__Exercise brief__:
Which factors does the abstract on topoisomerase IIα and breast cancer chemotherapy identify as independent predictors of tumor regression in its multivariate analysis, and what odds ratio does it give for each?

__Document extract__:
DNA topoisomerase IIα expression and the response to primary chemotherapy in breast cancer

The α isoform of Topoisomerase II α (Topo IIα) is a proliferation marker as well as a target for several chemotherapeutic agents such as anthracyclines. In vitro studies have demonstrated the relationship between the Topo II α expression level and chemosensitivity of target cancer cells. To verify this effect in vivo , we selected 125 patients presenting with T 2 >3 cm and T 3 N 0–1 M 0 breast tumours who were treated by six cycles of primary chemotherapy, including epirubicin before any surgery. Therapy response was assessed by clinical and X-ray mammogram measurements of tumour shrinkage. The pretherapeutic core biopsies were immunostained with a monoclonal antibody (Ki-S7) against Topo II α . Ki-S7 positivity ranged from 0 to 50% (median, 15%). A high percentage of Ki-S7-positive cells (>15%) was associated with tumour regression under chemotherapy (OR=2.88, CI: 1.3–6.4, P =0.004). Ki-S7 further emerged as an independent predictor of tumour regression (OR=3.34, CI: 1.41–7.93, P =0.006), together with tumour size of less than 40 mm (OR=3.82, CI: 1.58–9.25, P =0.002) and negative oestrogen receptor (ER) status (OR=3.35, CI: 1.43–7.86, P =0.005), in a multivariate analysis including tumour size, SBR grade, ER and PR status, Ki-67, p53 and Her-2/ neu . Our clinical results confirm in vitro data on the relationship between Topo II α expression and tumour chemosensitivity and thus may have important practical implications.

__Extracted information__:

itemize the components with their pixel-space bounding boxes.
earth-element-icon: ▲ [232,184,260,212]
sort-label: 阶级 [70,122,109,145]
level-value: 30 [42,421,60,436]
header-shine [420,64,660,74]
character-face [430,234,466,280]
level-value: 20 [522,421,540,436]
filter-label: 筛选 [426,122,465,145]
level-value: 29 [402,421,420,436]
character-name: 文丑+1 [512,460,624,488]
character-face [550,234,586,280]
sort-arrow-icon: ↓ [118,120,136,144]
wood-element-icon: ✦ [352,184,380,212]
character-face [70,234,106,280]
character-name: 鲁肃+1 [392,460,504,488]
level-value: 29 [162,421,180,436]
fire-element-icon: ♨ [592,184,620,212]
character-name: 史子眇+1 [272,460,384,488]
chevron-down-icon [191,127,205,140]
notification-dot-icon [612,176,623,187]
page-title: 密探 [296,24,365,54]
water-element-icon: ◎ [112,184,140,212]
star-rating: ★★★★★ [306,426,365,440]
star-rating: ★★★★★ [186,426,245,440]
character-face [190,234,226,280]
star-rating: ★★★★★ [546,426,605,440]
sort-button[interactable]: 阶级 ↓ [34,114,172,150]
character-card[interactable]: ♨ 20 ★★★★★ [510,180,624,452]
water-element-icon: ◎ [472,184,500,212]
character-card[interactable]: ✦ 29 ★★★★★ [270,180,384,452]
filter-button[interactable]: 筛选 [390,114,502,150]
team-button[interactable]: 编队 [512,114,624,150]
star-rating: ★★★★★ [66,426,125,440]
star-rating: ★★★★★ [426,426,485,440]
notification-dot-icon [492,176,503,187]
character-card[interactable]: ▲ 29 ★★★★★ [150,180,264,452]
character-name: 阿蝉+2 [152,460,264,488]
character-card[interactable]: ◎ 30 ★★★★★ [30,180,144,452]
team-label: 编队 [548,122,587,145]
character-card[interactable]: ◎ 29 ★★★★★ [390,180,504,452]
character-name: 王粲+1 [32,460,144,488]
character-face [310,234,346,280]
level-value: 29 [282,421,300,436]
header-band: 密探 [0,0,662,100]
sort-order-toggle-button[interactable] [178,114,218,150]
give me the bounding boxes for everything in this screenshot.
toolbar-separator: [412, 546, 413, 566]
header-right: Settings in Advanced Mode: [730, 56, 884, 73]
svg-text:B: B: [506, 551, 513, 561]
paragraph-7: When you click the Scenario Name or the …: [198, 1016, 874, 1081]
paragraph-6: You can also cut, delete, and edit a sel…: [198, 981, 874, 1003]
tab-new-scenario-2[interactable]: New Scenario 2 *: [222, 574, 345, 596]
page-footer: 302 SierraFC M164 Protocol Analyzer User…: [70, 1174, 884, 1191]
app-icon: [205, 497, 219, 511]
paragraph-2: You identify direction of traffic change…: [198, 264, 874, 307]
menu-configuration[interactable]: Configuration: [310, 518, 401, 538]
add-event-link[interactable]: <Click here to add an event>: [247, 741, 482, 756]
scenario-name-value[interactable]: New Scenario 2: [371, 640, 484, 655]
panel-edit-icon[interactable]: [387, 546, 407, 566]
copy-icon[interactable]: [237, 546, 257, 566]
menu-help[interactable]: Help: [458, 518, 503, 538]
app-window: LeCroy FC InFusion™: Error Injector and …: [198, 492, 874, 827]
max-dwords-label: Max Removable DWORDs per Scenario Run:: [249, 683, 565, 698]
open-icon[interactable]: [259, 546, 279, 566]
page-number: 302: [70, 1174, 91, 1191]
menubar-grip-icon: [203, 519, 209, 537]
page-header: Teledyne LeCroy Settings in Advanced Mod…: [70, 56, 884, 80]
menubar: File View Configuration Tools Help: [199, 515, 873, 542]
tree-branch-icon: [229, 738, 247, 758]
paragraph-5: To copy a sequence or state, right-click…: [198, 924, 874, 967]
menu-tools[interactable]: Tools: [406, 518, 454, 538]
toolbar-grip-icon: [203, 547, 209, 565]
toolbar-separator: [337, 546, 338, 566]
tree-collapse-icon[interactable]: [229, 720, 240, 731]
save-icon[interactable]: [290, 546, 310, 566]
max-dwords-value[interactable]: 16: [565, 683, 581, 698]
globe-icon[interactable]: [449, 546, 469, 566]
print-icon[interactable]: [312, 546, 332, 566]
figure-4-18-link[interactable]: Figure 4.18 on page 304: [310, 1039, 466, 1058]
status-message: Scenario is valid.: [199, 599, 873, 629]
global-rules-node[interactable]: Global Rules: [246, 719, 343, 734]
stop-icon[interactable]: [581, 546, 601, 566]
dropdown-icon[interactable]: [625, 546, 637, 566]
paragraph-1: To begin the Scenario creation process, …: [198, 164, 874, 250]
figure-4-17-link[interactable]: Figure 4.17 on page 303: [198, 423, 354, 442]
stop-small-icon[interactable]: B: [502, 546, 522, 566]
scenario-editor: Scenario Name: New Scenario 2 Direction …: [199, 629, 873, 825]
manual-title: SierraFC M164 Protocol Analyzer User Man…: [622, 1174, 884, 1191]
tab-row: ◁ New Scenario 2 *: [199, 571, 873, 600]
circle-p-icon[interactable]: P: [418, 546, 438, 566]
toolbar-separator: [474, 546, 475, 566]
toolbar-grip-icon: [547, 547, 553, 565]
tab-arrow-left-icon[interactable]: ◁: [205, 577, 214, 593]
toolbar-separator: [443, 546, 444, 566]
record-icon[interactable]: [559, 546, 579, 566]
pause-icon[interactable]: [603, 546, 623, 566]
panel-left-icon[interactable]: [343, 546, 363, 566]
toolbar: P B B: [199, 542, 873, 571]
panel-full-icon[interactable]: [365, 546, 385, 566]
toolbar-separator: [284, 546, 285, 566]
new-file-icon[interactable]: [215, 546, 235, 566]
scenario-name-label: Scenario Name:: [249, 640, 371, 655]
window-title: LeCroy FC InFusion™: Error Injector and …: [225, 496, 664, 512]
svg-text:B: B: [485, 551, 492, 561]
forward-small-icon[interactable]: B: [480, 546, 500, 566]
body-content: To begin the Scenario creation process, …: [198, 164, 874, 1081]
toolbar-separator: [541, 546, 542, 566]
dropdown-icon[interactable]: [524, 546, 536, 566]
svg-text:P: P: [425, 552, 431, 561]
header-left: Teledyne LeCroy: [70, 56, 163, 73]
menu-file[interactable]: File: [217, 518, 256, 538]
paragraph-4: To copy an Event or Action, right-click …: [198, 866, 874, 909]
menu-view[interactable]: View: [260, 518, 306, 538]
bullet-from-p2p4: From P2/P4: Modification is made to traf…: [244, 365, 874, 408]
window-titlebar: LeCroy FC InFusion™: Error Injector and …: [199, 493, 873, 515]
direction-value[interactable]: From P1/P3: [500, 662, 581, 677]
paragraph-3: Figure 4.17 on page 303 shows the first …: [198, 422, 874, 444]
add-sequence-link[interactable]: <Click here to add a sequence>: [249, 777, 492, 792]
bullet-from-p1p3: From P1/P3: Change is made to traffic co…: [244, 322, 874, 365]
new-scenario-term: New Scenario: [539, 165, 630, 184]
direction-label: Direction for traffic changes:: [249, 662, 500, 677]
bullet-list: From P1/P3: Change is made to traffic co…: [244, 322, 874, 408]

__Response below__:
- Ki-S7 positivity (Topo IIα expression): OR=3.34 (CI: 1.41–7.93, P=0.006)
- Tumor size of less than 40 mm: OR=3.82 (CI: 1.58–9.25, P=0.002)
- Negative estrogen receptor (ER) status: OR=3.35 (CI: 1.43–7.86, P=0.005)